→ TEXT EXCERPT
Of all the headlines announcing Stephen Harper’s new-found environmentalism, the Toronto Sun’s lead editorial on Monday, January 8, was the most inspired. “Election rests on gang green,” wrote the Sun, the double entendre lost on the shoals of rooting for the home team. Nonetheless, an election where the environment is king represents a welcome change. Decades after Silent Spring and Limits to Growth, but with Canadians now anxious about robins warbling out of season and confused trees thinking “Shall we bud?,” our prime minister had little choice. He has acknowledged that our environment is hurt and damaged, that we are not sanguine about midwinter warming or our place in nature.
With green-technology champion Stéphane Dion in the Liberal driver’s seat and focus groups declaiming the Conservatives’ Clean Air Act as soiled and contemptuous of scientific thought, Harper has developed a new storyline. At once apologetic, accusatory, and prosaic, on January 7 he told CTV that for twelve years the Liberals were idle and the world grew hot. I’m sorry, ladies and gentlemen, he said, but the result is that “this country is headed to be 50 percent above its Kyoto target in 2012.” Rising to the defence of practicality, a tongue-tied Harper continued: “We can’t tell the Canadian population to heat their home one-third less of the time… so we’ve got a major challenge, and we’re going to get on with it.”

→ WHAT TO DO
A. Can you reproduce everything in the piece on Stephen Harper's new-found environmentalism from "Of all the headlines" down to "place in nature.", word for word?
B. Could you carry on writing the piece on Stephen Harper's new-found environmentalism, starting right after its final sentence?

→ SUPPLIED RECORDS

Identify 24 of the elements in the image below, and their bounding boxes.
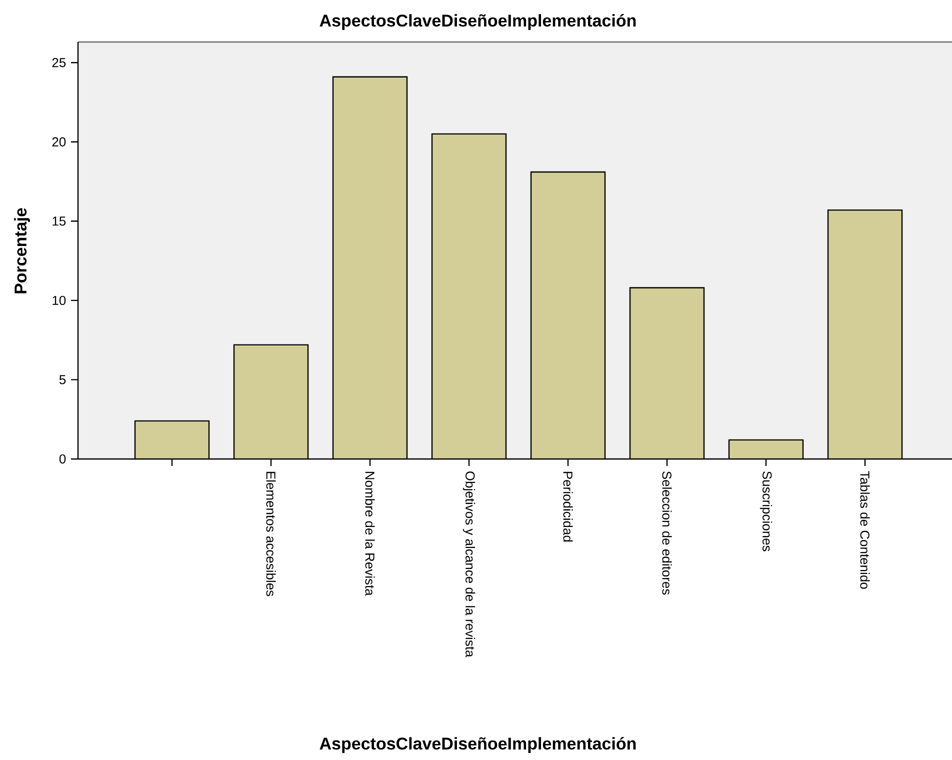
---
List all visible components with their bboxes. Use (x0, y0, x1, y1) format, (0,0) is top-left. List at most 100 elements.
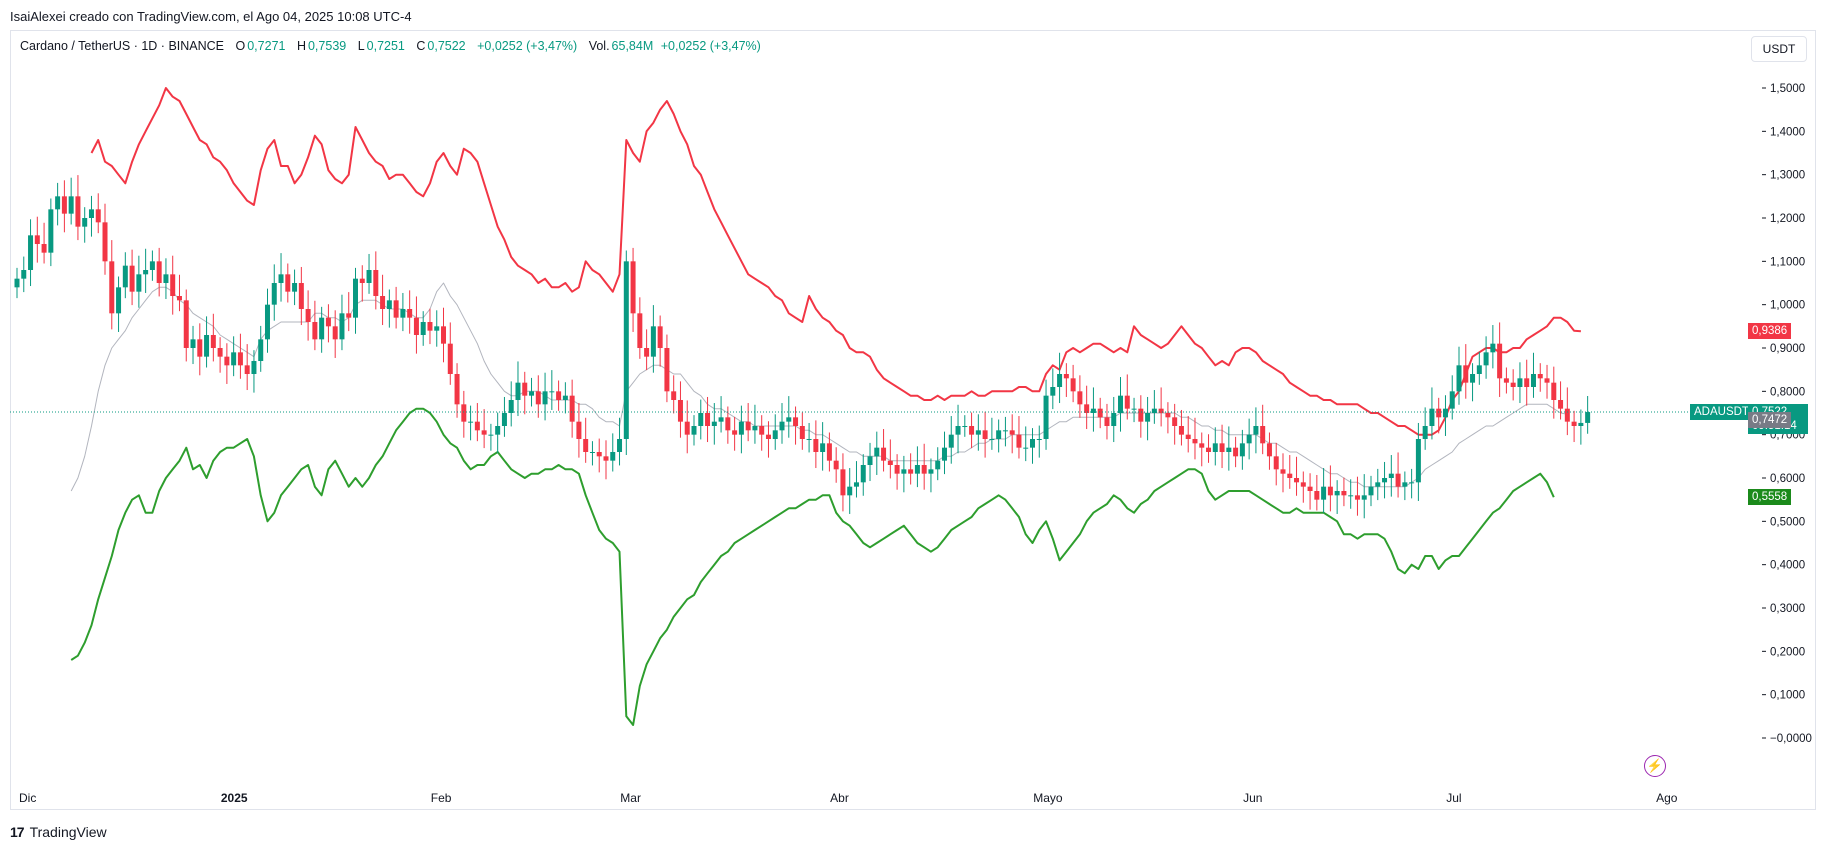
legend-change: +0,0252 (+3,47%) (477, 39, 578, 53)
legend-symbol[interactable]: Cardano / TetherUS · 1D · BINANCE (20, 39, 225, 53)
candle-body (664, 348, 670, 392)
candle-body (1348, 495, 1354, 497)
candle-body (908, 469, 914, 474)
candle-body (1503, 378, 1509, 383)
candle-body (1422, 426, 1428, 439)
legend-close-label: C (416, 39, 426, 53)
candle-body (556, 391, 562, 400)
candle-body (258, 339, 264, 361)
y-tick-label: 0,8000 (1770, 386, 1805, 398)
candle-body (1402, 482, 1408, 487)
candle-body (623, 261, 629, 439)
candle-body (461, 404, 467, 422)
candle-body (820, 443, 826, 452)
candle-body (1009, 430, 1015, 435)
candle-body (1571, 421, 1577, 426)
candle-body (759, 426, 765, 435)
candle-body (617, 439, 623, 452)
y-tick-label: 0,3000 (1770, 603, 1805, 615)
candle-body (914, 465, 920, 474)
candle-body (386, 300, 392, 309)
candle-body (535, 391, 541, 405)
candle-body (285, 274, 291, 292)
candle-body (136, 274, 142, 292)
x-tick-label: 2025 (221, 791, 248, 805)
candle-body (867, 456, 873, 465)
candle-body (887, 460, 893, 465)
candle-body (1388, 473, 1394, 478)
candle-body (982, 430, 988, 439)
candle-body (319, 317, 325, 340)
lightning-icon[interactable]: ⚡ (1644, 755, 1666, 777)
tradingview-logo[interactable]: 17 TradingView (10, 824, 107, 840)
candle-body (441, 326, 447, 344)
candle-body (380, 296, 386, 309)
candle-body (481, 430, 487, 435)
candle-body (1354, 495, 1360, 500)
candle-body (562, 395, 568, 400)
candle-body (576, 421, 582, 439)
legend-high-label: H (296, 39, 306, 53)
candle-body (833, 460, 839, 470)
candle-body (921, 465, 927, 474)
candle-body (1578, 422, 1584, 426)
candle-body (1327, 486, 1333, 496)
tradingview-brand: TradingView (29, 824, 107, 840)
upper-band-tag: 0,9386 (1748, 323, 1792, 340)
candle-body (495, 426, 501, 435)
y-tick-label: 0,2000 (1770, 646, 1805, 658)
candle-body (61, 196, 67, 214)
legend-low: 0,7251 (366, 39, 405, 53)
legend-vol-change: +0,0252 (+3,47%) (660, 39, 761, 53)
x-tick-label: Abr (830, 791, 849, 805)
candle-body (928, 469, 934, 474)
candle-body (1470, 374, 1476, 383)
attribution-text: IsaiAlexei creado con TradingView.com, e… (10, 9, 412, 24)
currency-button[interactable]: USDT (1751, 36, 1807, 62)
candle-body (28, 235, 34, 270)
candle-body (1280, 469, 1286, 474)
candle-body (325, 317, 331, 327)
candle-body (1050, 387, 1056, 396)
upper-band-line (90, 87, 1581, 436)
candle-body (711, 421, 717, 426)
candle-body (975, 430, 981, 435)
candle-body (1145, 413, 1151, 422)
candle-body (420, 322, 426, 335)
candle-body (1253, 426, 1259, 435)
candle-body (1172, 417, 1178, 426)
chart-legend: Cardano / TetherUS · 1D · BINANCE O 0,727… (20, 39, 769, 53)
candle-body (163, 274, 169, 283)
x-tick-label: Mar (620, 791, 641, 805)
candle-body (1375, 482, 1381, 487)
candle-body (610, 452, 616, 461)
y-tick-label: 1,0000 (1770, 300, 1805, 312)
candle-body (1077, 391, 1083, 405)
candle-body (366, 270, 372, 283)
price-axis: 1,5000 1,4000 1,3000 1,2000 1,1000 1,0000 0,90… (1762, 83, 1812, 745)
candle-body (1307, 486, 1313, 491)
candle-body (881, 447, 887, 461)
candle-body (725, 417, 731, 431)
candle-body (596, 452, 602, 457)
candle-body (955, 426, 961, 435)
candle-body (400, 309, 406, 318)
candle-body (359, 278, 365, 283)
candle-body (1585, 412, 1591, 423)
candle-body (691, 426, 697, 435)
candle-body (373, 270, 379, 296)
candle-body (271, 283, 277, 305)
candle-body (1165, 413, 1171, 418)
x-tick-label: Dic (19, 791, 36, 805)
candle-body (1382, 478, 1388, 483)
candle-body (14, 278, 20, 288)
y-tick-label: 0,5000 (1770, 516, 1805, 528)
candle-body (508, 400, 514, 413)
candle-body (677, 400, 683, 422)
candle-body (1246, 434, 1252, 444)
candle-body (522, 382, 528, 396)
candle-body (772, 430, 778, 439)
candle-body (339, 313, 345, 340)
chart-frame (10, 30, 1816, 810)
==
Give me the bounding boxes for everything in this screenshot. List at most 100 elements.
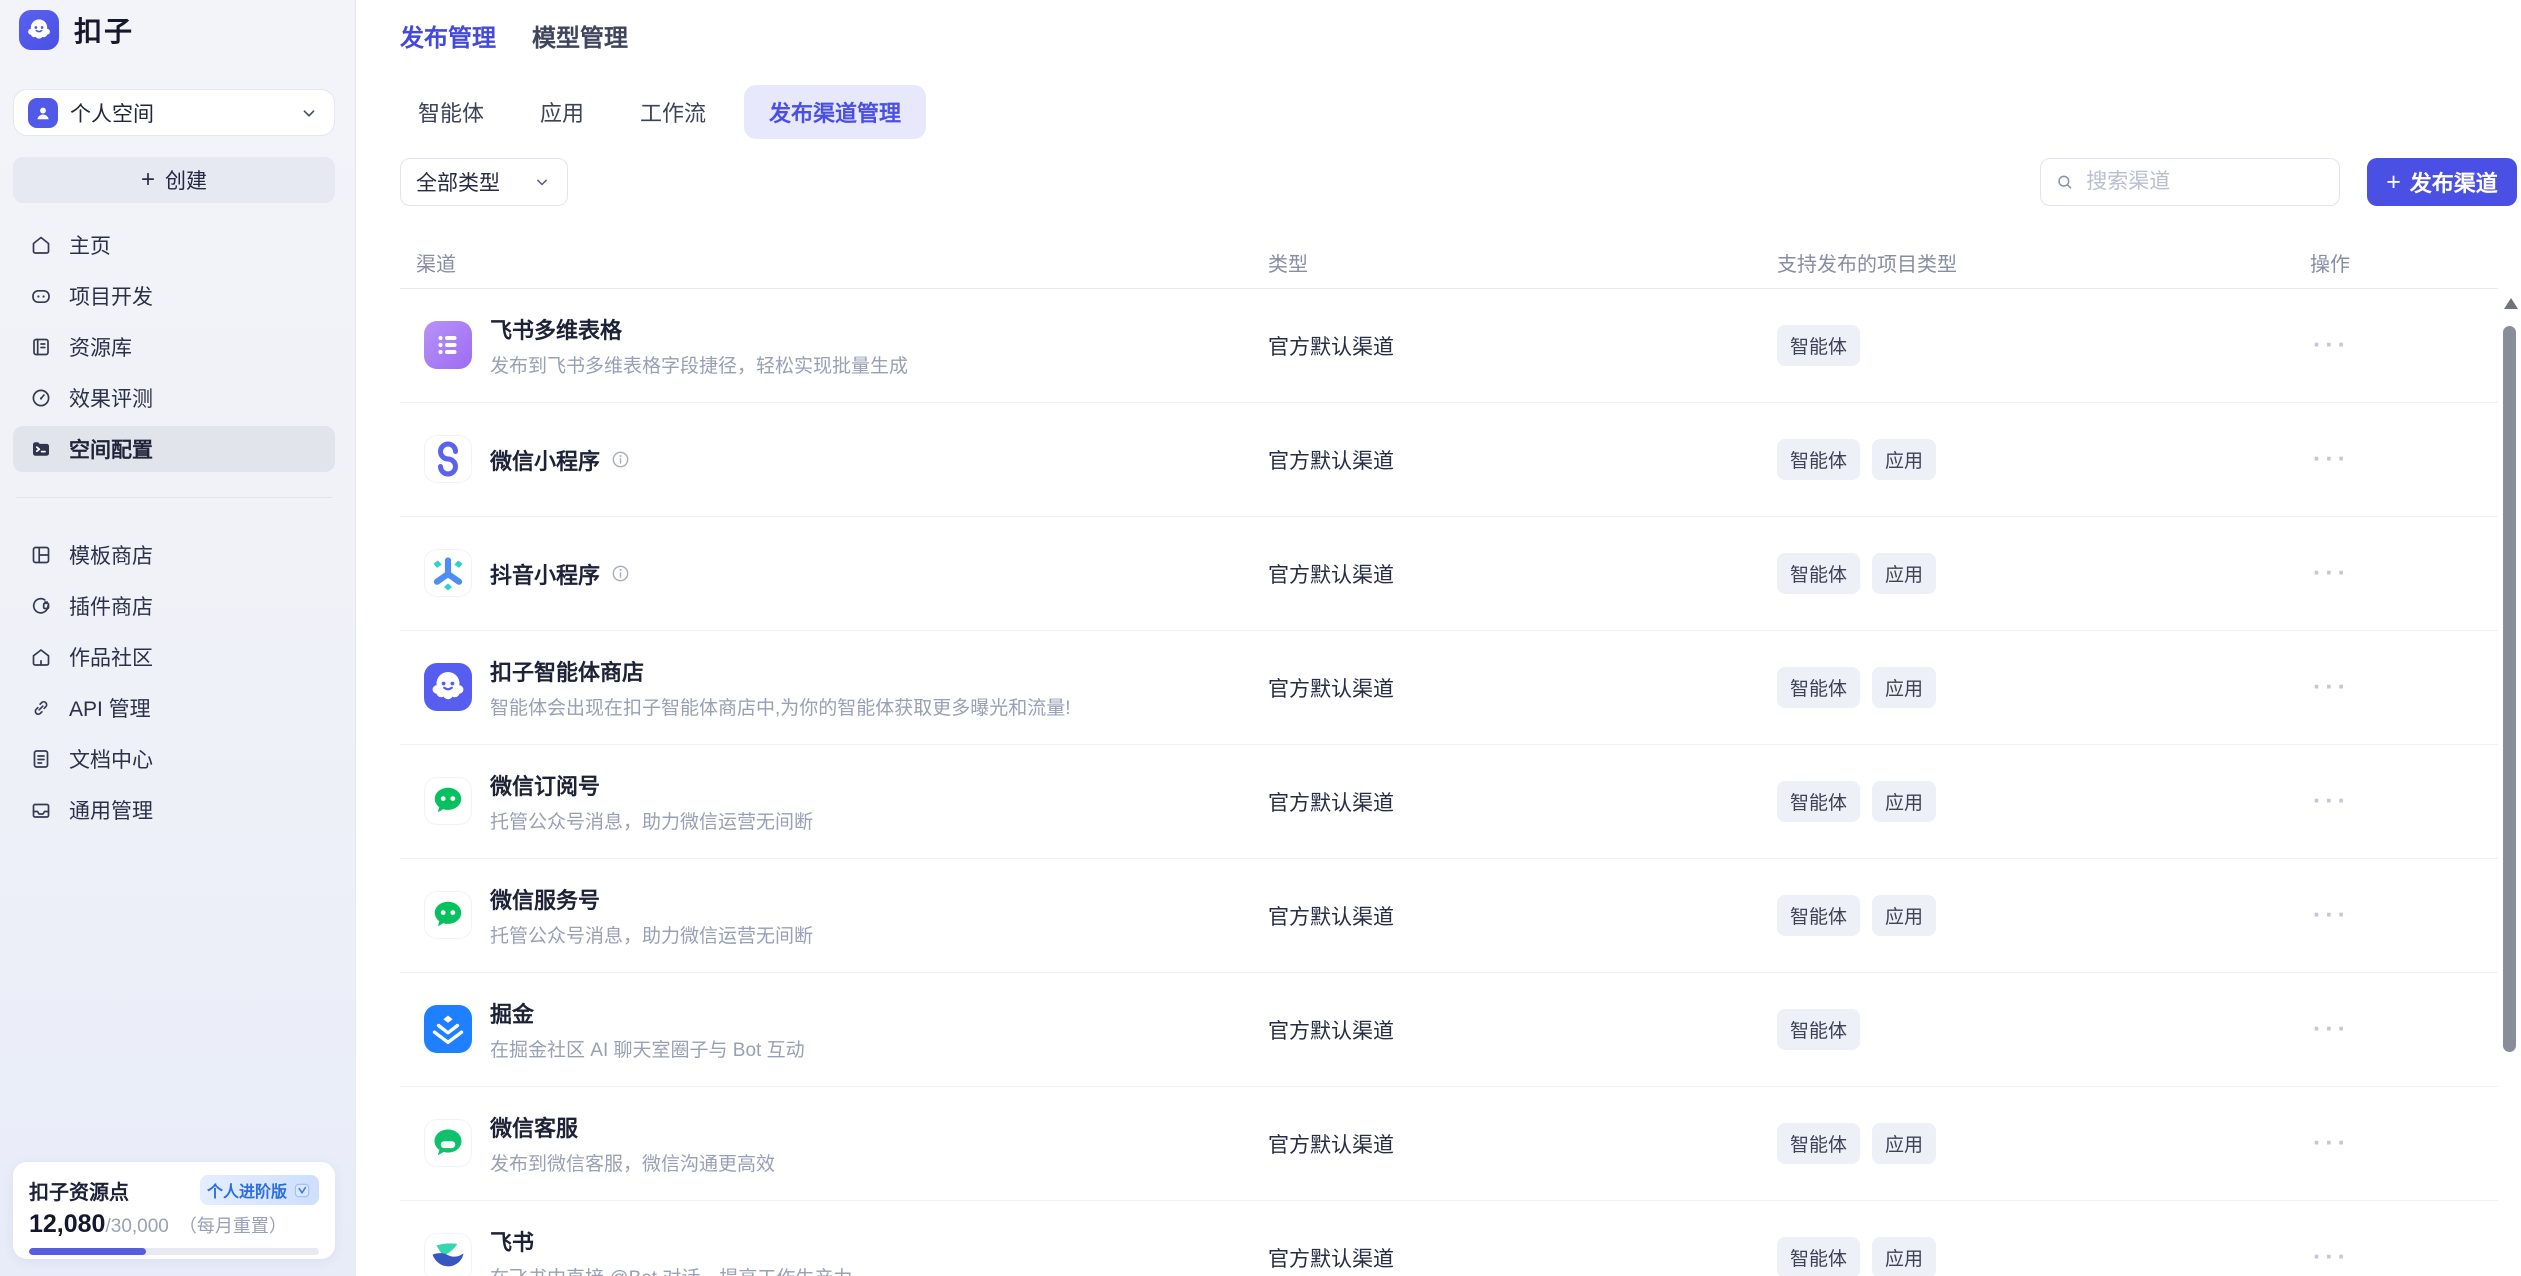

→ RESULTS IN ORDER
A.
Of all the headlines announcing Stephen Harper’s new-found environmentalism, the Toronto Sun’s lead editorial on Monday, January 8, was the most inspired. “Election rests on gang green,” wrote the Sun, the double entendre lost on the shoals of rooting for the home team. Nonetheless, an election where the environment is king represents a welcome change. Decades after Silent Spring and Limits to Growth, but with Canadians now anxious about robins warbling out of season and confused trees thinking “Shall we bud?,” our prime minister had little choice. He has acknowledged that our environment is hurt and damaged, that we are not sanguine about midwinter warming or our place in nature.

B.
The moment was not right for announcing clear policies—the new environment minister, John Baird, was engaged in consultations, was busily separating truth from falsity—but, in fact, the die has been cast and the primary reason for missing Kyoto laid bare. On July 14, 2006, before a business audience in London, England, Harper was at no loss for words. Describing the way forward, he said that Canada would be a “global energy powerhouse” and that his government would build it.
“Our government is making new investments in renewable energy sources such as biofuels,” Harper said, in a hesitant lead before the gathering storm. “And an ocean of oil-soaked sand lies under the muskeg of northern Alberta—my home province.” Ascending then, if just slightly, before cocking his snook at the “bad guys,” Harper continued: “The oil sands are the second-largest oil deposit in the world, bigger than Iraq, Iran, or Russia, exceeded only by Saudi Arabia.” And then, the nod to renewable energy like a wisp of cloud in a passing sky, he announced the bigger, bolder forecast: “Digging the bitumen out of the ground, squeezing out the oil and converting it into synthetic crude is a monumental challenge. It requires vast amounts of capital, Brobdingnagian technology, and an army of skilled workers.”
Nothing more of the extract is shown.